▸ Challenge
Return a copy of every line in the records that includes the word "организаций".

Items from a dataset:
=======

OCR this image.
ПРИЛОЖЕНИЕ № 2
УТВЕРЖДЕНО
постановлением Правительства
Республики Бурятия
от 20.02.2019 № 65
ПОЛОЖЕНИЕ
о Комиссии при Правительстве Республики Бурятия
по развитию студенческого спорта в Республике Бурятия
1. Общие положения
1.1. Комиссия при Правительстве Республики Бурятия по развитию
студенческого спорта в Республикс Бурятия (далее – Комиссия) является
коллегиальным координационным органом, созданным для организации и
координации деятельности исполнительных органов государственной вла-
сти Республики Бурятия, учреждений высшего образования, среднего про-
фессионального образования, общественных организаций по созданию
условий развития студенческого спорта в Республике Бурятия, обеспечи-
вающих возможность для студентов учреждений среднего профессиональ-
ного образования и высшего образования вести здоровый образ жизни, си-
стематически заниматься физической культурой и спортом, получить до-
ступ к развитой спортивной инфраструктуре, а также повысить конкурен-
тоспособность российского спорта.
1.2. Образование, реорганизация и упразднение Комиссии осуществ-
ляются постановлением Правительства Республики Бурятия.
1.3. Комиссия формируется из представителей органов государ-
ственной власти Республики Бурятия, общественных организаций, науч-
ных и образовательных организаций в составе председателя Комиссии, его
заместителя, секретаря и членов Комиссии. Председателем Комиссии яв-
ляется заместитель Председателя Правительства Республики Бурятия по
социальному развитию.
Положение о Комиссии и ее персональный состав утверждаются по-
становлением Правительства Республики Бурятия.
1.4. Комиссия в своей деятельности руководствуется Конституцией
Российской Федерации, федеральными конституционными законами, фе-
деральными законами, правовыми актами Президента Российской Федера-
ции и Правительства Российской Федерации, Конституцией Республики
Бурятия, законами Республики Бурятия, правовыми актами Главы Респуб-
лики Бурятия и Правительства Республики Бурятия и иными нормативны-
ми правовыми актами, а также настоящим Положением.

=======

▸ Right answer
фессионального образования, общественных организаций по созданию
ственной власти Республики Бурятия, общественных организаций, науч-
ных и образовательных организаций в составе председателя Комиссии, его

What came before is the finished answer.